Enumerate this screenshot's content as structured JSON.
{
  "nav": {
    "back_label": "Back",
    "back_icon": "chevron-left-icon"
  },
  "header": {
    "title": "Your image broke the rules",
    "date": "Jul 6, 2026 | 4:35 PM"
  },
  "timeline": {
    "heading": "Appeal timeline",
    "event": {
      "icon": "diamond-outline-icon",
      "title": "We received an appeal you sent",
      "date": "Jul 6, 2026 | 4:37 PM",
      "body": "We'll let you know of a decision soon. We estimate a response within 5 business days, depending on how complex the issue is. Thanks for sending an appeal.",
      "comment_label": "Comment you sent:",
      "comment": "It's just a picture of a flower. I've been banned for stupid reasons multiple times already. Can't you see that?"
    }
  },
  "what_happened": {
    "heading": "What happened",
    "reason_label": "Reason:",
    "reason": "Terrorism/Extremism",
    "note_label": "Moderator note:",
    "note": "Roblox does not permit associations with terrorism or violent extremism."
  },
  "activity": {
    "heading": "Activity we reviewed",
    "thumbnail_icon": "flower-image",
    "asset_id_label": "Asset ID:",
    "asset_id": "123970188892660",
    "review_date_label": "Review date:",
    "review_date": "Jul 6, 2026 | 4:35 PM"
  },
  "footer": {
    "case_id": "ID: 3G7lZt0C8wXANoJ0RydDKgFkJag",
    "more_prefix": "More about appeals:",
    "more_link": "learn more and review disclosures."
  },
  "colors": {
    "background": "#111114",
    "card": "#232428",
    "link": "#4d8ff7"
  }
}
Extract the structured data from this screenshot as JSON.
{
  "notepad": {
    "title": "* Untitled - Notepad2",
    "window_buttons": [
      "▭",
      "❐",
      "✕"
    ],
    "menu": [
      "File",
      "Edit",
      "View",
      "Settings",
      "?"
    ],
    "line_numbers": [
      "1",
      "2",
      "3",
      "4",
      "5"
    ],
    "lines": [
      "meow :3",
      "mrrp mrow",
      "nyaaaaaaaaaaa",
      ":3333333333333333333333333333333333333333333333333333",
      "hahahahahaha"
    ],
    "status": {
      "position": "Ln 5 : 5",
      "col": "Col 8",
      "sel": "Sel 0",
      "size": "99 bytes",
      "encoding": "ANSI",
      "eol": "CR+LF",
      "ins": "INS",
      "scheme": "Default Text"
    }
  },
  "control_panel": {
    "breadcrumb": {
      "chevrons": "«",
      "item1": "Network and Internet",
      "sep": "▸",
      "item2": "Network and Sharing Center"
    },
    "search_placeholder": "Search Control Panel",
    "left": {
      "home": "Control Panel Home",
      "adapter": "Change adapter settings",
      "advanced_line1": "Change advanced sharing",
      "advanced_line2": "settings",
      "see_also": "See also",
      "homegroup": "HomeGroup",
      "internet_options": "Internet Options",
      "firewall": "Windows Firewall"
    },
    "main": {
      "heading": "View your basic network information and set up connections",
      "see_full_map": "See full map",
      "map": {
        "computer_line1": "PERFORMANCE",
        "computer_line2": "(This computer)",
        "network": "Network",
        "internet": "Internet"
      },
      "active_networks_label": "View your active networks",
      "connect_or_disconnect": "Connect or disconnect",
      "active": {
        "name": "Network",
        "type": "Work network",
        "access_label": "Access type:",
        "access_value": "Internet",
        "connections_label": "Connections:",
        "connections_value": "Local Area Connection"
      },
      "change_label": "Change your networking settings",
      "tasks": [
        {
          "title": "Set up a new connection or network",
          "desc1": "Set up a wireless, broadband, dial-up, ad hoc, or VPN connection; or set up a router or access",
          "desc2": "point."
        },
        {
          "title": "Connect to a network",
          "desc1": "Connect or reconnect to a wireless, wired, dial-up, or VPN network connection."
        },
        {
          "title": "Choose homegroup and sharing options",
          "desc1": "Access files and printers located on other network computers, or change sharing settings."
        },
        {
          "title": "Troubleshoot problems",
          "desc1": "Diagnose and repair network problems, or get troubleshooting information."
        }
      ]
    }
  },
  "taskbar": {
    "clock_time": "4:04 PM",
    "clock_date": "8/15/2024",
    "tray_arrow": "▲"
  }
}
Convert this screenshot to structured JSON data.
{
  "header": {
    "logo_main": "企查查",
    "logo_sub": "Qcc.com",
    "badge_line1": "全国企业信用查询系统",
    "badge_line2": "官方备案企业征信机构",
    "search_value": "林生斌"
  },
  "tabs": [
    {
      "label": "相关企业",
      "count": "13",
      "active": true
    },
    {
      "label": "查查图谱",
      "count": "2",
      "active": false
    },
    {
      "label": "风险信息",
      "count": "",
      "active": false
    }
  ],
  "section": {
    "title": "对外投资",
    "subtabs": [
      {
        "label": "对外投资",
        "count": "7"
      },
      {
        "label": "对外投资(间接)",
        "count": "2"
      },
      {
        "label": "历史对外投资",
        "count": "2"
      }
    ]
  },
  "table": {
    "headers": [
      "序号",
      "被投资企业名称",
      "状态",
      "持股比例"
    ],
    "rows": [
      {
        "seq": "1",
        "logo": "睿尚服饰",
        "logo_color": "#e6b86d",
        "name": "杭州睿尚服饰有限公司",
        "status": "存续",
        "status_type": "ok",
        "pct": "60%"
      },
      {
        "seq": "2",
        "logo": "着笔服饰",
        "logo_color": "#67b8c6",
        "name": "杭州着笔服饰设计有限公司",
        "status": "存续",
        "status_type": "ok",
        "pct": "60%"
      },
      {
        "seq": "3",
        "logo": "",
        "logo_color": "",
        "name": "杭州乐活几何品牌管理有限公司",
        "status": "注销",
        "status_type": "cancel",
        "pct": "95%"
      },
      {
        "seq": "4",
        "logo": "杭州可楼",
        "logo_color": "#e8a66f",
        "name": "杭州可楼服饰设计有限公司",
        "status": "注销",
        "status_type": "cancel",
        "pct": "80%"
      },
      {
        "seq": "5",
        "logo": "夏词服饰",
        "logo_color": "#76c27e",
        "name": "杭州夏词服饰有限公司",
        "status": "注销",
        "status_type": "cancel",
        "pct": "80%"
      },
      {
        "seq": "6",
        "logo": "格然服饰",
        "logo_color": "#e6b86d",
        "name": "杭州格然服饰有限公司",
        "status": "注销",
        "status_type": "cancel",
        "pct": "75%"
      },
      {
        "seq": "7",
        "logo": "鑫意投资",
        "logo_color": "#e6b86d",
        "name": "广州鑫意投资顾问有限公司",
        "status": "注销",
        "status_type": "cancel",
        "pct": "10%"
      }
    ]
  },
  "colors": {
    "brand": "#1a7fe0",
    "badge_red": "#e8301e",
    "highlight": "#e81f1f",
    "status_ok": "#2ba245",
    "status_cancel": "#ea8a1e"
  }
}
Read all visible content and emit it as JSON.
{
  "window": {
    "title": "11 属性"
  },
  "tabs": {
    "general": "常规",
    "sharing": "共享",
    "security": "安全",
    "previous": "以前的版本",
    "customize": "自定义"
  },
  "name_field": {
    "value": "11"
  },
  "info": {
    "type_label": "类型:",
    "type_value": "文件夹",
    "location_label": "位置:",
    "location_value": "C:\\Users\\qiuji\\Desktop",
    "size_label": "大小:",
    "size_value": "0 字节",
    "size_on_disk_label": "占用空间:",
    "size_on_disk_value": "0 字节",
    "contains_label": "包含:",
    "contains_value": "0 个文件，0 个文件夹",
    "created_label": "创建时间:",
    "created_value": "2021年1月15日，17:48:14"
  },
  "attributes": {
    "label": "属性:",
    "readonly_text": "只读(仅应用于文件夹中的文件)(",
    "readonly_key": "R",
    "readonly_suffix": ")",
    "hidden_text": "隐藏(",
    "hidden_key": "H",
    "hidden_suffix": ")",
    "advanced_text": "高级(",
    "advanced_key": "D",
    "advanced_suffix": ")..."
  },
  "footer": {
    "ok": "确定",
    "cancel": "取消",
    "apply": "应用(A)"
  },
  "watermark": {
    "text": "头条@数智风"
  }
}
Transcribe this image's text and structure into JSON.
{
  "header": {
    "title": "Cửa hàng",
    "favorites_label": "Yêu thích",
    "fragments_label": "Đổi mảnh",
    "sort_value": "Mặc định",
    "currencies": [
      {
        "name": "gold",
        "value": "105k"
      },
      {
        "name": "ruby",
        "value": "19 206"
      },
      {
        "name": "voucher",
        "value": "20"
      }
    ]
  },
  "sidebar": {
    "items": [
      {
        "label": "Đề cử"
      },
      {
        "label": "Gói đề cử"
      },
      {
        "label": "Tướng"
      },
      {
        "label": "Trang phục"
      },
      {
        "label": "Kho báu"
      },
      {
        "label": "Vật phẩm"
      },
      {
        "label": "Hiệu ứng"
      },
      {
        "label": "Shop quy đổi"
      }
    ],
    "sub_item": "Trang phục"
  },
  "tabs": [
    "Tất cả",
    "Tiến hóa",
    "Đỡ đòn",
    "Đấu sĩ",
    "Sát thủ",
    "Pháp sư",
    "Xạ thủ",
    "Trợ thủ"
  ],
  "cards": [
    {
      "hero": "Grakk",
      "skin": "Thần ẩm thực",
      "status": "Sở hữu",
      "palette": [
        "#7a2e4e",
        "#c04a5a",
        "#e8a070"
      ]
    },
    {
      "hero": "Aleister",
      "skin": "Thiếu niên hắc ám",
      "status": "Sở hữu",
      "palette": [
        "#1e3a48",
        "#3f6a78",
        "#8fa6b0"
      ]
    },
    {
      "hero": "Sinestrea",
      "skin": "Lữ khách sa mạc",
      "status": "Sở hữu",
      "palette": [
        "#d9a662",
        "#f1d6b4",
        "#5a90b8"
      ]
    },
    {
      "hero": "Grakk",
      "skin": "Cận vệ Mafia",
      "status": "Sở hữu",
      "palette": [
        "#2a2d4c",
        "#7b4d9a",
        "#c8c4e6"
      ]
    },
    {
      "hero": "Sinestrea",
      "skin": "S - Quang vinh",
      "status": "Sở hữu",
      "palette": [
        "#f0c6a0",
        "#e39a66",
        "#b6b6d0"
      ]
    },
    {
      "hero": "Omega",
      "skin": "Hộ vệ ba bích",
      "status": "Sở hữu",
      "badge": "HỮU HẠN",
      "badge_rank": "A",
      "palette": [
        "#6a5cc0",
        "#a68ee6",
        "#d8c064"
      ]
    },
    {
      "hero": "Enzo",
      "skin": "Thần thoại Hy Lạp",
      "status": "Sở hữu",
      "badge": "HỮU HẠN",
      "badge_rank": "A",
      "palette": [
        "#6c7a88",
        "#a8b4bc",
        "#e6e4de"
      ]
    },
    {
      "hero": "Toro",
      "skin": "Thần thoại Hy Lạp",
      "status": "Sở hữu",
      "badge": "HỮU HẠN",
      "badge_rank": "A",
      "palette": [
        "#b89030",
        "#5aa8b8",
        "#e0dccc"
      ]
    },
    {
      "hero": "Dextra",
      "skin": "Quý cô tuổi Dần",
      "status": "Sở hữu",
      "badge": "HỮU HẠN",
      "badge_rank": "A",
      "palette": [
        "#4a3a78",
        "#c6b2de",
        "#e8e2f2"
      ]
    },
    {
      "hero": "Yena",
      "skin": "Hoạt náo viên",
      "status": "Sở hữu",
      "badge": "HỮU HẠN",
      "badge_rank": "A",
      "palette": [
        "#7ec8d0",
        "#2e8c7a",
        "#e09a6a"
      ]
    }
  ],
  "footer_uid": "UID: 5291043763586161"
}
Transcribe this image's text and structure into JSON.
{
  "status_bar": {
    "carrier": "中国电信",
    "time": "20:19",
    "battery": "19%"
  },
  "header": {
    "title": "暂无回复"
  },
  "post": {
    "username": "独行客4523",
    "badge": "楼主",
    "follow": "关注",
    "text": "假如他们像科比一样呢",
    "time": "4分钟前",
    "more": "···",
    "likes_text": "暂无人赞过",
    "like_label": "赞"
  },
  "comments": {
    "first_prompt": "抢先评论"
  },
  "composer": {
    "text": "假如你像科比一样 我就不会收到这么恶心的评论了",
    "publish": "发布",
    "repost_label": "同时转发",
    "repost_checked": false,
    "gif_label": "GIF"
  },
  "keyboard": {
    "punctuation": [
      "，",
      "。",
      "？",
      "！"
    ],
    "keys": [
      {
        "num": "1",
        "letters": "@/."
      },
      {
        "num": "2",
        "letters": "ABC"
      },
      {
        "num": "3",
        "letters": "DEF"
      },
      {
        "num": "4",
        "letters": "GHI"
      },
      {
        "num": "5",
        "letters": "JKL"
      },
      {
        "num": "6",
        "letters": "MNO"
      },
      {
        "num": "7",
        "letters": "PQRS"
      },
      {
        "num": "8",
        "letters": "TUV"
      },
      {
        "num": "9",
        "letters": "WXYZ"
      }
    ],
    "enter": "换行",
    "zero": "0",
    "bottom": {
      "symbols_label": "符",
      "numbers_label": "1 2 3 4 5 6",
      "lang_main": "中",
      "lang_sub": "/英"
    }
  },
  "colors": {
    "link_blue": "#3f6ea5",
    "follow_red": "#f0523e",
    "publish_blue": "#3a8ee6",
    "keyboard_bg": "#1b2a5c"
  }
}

===

**EXERCISE DETAILS**
Go over the entries above and say how many lines hold the string "data", with no other text.

**EXPECTED ANSWER**
2